— Begin Stored data —

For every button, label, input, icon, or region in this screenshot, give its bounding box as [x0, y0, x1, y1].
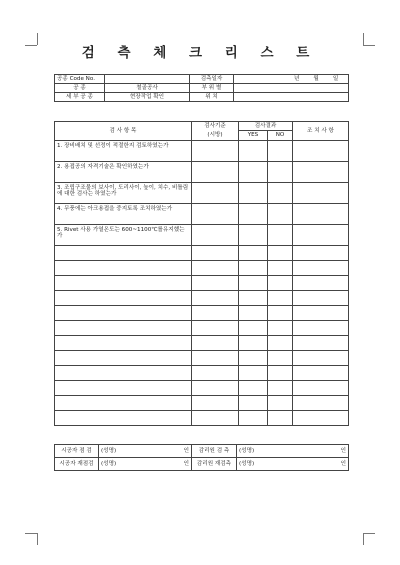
action-cell[interactable]: [293, 182, 349, 203]
yes-cell[interactable]: [239, 224, 268, 245]
no-cell[interactable]: [268, 275, 293, 290]
work-type-value[interactable]: 철골공사: [105, 84, 190, 93]
yes-cell[interactable]: [239, 260, 268, 275]
table-row: [55, 260, 349, 275]
name-label: (성명): [239, 447, 255, 454]
criteria-cell[interactable]: [192, 161, 239, 182]
table-row: [55, 224, 349, 245]
criteria-cell[interactable]: [192, 245, 239, 260]
checklist-item: [55, 380, 192, 395]
action-cell[interactable]: [293, 410, 349, 425]
action-cell[interactable]: [293, 365, 349, 380]
action-cell[interactable]: [293, 275, 349, 290]
supervisor-reinspect-sign[interactable]: [237, 458, 349, 471]
criteria-cell[interactable]: [192, 182, 239, 203]
criteria-cell[interactable]: [192, 335, 239, 350]
yes-cell[interactable]: [239, 335, 268, 350]
table-row: [55, 245, 349, 260]
checklist-item: [55, 275, 192, 290]
checklist-item: [55, 290, 192, 305]
yes-cell[interactable]: [239, 365, 268, 380]
signature-table: [54, 444, 349, 471]
checklist-item: 1. 장비배치 및 선정이 적절한지 검토하였는가: [55, 140, 192, 161]
name-label: (성명): [101, 460, 117, 467]
action-cell[interactable]: [293, 203, 349, 224]
date-month-label: 월: [313, 75, 319, 82]
result-header: 검사결과: [239, 122, 293, 131]
checklist-item: 5. Rivet 사용 가열온도는 600~1100℃를유지했는가: [55, 224, 192, 245]
table-row: [55, 305, 349, 320]
yes-cell[interactable]: [239, 305, 268, 320]
action-header: 조 치 사 항: [293, 122, 349, 141]
action-cell[interactable]: [293, 224, 349, 245]
contractor-check-label: 시공자 점 검: [55, 445, 99, 458]
work-code-value[interactable]: [105, 75, 190, 84]
crop-mark-bottom-left-h: [25, 533, 37, 534]
yes-cell[interactable]: [239, 245, 268, 260]
item-header: 검 사 항 목: [55, 122, 192, 141]
seal-label: 인: [183, 460, 189, 467]
supervisor-reinspect-label: 감리원 재검측: [192, 458, 237, 471]
table-row: [55, 275, 349, 290]
table-row: [55, 320, 349, 335]
date-year-label: 년: [294, 75, 300, 82]
criteria-header-line1: 검사기준: [204, 123, 226, 129]
criteria-cell[interactable]: [192, 380, 239, 395]
seal-label: 인: [340, 460, 346, 467]
action-cell[interactable]: [293, 245, 349, 260]
criteria-cell[interactable]: [192, 140, 239, 161]
criteria-header-line2: (시방): [207, 131, 223, 138]
criteria-cell[interactable]: [192, 290, 239, 305]
no-cell[interactable]: [268, 320, 293, 335]
name-label: (성명): [101, 447, 117, 454]
crop-mark-bottom-left-v: [37, 533, 38, 545]
seal-label: 인: [183, 447, 189, 454]
checklist-item: 4. 무풍에는 아크용접을 중지토록 조치하였는가: [55, 203, 192, 224]
action-cell[interactable]: [293, 305, 349, 320]
yes-cell[interactable]: [239, 161, 268, 182]
checklist-item: [55, 305, 192, 320]
criteria-cell[interactable]: [192, 260, 239, 275]
yes-cell[interactable]: [239, 203, 268, 224]
work-code-label: 공종 Code No.: [55, 75, 105, 84]
location-value[interactable]: [234, 84, 349, 93]
criteria-cell[interactable]: [192, 365, 239, 380]
yes-cell[interactable]: [239, 140, 268, 161]
action-cell[interactable]: [293, 290, 349, 305]
contractor-recheck-label: 시공자 재점검: [55, 458, 99, 471]
action-cell[interactable]: [293, 140, 349, 161]
contractor-check-sign[interactable]: [99, 445, 192, 458]
work-type-label: 공 종: [55, 84, 105, 93]
checklist-item: [55, 350, 192, 365]
yes-cell[interactable]: [239, 320, 268, 335]
no-cell[interactable]: [268, 290, 293, 305]
action-cell[interactable]: [293, 380, 349, 395]
action-cell[interactable]: [293, 350, 349, 365]
date-day-label: 일: [332, 75, 339, 82]
action-cell[interactable]: [293, 260, 349, 275]
no-cell[interactable]: [268, 161, 293, 182]
criteria-cell[interactable]: [192, 350, 239, 365]
no-cell[interactable]: [268, 395, 293, 410]
yes-cell[interactable]: [239, 350, 268, 365]
page-title: 검 측 체 크 리 스 트: [81, 45, 319, 61]
contractor-recheck-sign[interactable]: [99, 458, 192, 471]
table-row: [55, 290, 349, 305]
position-value[interactable]: [234, 93, 349, 102]
checklist-table: [54, 121, 349, 426]
criteria-cell[interactable]: [192, 305, 239, 320]
criteria-header: [192, 122, 239, 141]
checklist-item: [55, 335, 192, 350]
inspection-date-value[interactable]: [234, 75, 349, 84]
table-row: [55, 203, 349, 224]
yes-cell[interactable]: [239, 410, 268, 425]
criteria-cell[interactable]: [192, 275, 239, 290]
checklist-item: [55, 365, 192, 380]
name-label: (성명): [239, 460, 255, 467]
checklist-item: [55, 245, 192, 260]
action-cell[interactable]: [293, 320, 349, 335]
table-row: [55, 380, 349, 395]
no-cell[interactable]: [268, 224, 293, 245]
no-cell[interactable]: [268, 140, 293, 161]
crop-mark-bottom-right-h: [363, 533, 375, 534]
yes-cell[interactable]: [239, 182, 268, 203]
detail-work-value[interactable]: 현장작업 확인: [105, 93, 190, 102]
checklist-item: [55, 410, 192, 425]
criteria-cell[interactable]: [192, 203, 239, 224]
no-cell[interactable]: [268, 305, 293, 320]
no-cell[interactable]: [268, 380, 293, 395]
position-label: 위 치: [190, 93, 234, 102]
action-cell[interactable]: [293, 335, 349, 350]
action-cell[interactable]: [293, 161, 349, 182]
table-row: [55, 410, 349, 425]
no-cell[interactable]: [268, 410, 293, 425]
checklist-item: [55, 320, 192, 335]
location-label: 부 위 별: [190, 84, 234, 93]
crop-mark-bottom-right-v: [363, 533, 364, 545]
no-cell[interactable]: [268, 335, 293, 350]
yes-cell[interactable]: [239, 395, 268, 410]
header-info-table: [54, 74, 349, 102]
criteria-cell[interactable]: [192, 410, 239, 425]
action-cell[interactable]: [293, 395, 349, 410]
detail-work-label: 세 부 공 종: [55, 93, 105, 102]
table-row: [55, 335, 349, 350]
yes-header: YES: [239, 131, 268, 140]
no-header: NO: [268, 131, 293, 140]
inspection-date-label: 검측일자: [190, 75, 234, 84]
table-row: [55, 182, 349, 203]
supervisor-inspect-sign[interactable]: [237, 445, 349, 458]
criteria-cell[interactable]: [192, 320, 239, 335]
no-cell[interactable]: [268, 365, 293, 380]
yes-cell[interactable]: [239, 380, 268, 395]
table-row: [55, 395, 349, 410]
table-row: [55, 350, 349, 365]
checklist-item: [55, 395, 192, 410]
checklist-item: 2. 용접공의 자격기술은 확인하였는가: [55, 161, 192, 182]
yes-cell[interactable]: [239, 290, 268, 305]
no-cell[interactable]: [268, 203, 293, 224]
seal-label: 인: [340, 447, 346, 454]
table-row: [55, 161, 349, 182]
no-cell[interactable]: [268, 182, 293, 203]
table-row: [55, 365, 349, 380]
criteria-cell[interactable]: [192, 224, 239, 245]
no-cell[interactable]: [268, 260, 293, 275]
table-row: [55, 140, 349, 161]
no-cell[interactable]: [268, 245, 293, 260]
criteria-cell[interactable]: [192, 395, 239, 410]
supervisor-inspect-label: 감리원 검 측: [192, 445, 237, 458]
yes-cell[interactable]: [239, 275, 268, 290]
checklist-item: 3. 조립구조물의 보사이, 도리사이, 높이, 치수, 비틀림에 대한 검사는 하였는가: [55, 182, 192, 203]
checklist-item: [55, 260, 192, 275]
no-cell[interactable]: [268, 350, 293, 365]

— End Stored data —

◆ Given task: Rewrite the part of the data that opens with the line containing "action-cell[interactable]: [293, 182, 349, 203]" and closes with the line containing "criteria-cell[interactable]: [192, 182, 239, 203]", swapping "action-cell" for "measure-cell" and keeping everything else the same.

◆ Problem solution:
measure-cell[interactable]: [293, 182, 349, 203]
yes-cell[interactable]: [239, 224, 268, 245]
no-cell[interactable]: [268, 275, 293, 290]
work-type-value[interactable]: 철골공사: [105, 84, 190, 93]
yes-cell[interactable]: [239, 260, 268, 275]
table-row: [55, 260, 349, 275]
name-label: (성명): [239, 447, 255, 454]
criteria-cell[interactable]: [192, 161, 239, 182]
table-row: [55, 224, 349, 245]
criteria-cell[interactable]: [192, 245, 239, 260]
checklist-item: [55, 380, 192, 395]
measure-cell[interactable]: [293, 410, 349, 425]
measure-cell[interactable]: [293, 365, 349, 380]
measure-cell[interactable]: [293, 275, 349, 290]
supervisor-reinspect-sign[interactable]: [237, 458, 349, 471]
criteria-cell[interactable]: [192, 182, 239, 203]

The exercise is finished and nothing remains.